Instructions to follow:
Which lines in the records below contain the word "cell", with case counting? Copy every one of those lines.

Data listing:
************

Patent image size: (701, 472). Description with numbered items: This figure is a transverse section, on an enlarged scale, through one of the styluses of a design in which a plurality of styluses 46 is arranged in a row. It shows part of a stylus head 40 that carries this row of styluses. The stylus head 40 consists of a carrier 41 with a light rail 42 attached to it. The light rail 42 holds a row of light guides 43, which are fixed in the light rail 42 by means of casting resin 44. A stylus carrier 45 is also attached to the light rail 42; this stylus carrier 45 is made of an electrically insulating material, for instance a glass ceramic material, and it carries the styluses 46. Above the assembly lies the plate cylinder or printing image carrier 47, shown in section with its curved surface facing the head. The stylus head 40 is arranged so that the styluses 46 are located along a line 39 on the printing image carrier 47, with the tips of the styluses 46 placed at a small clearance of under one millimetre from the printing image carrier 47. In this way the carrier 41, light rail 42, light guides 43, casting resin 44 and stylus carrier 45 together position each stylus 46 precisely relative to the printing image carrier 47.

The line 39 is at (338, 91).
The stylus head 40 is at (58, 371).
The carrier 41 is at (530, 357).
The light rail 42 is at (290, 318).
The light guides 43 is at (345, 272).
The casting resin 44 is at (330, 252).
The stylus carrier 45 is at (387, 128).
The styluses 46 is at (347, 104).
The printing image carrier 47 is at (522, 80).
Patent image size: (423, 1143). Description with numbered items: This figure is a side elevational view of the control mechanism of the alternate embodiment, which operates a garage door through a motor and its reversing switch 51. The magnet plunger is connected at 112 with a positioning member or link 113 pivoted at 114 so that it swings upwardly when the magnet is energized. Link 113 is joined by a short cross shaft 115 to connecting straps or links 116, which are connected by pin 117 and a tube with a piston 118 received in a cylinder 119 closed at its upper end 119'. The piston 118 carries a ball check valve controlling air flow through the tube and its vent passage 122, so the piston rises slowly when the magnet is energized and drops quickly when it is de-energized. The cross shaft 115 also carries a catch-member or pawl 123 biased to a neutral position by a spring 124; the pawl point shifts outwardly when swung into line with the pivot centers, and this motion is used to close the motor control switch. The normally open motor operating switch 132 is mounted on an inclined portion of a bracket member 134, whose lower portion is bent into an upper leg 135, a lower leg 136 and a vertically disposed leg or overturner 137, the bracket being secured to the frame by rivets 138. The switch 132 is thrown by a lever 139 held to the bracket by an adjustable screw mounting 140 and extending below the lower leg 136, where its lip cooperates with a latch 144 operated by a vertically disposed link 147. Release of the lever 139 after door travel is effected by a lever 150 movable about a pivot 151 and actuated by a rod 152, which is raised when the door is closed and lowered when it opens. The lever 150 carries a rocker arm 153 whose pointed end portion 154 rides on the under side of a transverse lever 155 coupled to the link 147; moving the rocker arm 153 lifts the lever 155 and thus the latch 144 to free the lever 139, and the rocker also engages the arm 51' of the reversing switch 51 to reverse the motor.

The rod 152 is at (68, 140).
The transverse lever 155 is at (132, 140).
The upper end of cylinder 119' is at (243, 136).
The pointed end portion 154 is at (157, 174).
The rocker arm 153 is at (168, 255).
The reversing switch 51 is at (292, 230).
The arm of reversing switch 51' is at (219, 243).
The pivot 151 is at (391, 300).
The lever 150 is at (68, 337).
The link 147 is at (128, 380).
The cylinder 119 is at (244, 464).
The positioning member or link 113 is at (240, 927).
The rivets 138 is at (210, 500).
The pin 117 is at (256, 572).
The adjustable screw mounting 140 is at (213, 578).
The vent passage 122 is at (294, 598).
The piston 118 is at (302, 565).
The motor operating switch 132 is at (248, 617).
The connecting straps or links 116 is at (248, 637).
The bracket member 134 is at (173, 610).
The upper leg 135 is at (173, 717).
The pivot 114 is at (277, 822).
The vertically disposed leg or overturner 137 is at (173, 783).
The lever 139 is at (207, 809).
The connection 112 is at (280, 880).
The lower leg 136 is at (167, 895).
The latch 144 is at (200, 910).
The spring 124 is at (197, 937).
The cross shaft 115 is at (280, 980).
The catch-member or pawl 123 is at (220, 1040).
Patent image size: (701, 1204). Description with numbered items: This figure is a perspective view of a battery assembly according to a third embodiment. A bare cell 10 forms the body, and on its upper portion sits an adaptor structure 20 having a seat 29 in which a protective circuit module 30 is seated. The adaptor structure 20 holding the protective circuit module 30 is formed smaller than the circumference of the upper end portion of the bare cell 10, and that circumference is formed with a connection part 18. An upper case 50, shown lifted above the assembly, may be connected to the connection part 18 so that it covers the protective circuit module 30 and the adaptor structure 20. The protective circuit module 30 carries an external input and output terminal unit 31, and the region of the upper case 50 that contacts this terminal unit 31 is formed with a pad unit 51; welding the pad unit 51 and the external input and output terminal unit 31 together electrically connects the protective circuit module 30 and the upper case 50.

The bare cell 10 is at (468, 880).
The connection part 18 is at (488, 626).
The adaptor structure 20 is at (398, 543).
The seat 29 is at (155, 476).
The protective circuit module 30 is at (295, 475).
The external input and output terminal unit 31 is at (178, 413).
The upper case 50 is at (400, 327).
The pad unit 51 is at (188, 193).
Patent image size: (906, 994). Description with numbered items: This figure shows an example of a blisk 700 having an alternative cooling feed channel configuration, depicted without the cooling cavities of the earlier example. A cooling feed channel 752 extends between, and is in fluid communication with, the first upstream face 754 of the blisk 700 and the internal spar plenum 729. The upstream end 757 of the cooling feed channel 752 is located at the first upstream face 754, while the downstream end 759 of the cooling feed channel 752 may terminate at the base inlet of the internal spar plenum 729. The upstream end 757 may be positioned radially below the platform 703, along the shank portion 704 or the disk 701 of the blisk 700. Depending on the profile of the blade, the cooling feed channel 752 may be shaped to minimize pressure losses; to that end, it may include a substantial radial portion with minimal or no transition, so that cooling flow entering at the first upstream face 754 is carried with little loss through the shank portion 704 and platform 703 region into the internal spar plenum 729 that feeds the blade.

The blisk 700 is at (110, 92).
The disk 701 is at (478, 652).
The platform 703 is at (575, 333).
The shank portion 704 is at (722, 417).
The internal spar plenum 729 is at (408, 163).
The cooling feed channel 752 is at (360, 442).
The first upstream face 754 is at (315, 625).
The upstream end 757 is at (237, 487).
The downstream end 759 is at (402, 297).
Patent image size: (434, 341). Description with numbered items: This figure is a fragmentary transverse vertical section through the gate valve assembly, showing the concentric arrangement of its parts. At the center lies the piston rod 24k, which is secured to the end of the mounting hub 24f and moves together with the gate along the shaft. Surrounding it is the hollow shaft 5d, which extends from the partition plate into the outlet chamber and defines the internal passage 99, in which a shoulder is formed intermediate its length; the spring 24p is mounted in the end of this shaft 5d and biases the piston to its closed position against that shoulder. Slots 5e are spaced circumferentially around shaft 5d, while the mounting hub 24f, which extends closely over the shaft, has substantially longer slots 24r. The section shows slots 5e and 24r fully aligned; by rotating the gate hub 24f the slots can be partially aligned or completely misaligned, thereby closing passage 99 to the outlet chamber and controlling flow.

************

Response to the exercise:
Patent image size: (701, 1204). Description with numbered items: This figure is a perspective view of a battery assembly according to a third embodiment. A bare cell 10 forms the body, and on its upper portion sits an adaptor structure 20 having a seat 29 in which a protective circuit module 30 is seated. The adaptor structure 20 holding the protective circuit module 30 is formed smaller than the circumference of the upper end portion of the bare cell 10, and that circumference is formed with a connection part 18. An upper case 50, shown lifted above the assembly, may be connected to the connection part 18 so that it covers the protective circuit module 30 and the adaptor structure 20. The protective circuit module 30 carries an external input and output terminal unit 31, and the region of the upper case 50 that contacts this terminal unit 31 is formed with a pad unit 51; welding the pad unit 51 and the external input and output terminal unit 31 together electrically connects the protective circuit module 30 and the upper case 50.
The bare cell 10 is at (468, 880).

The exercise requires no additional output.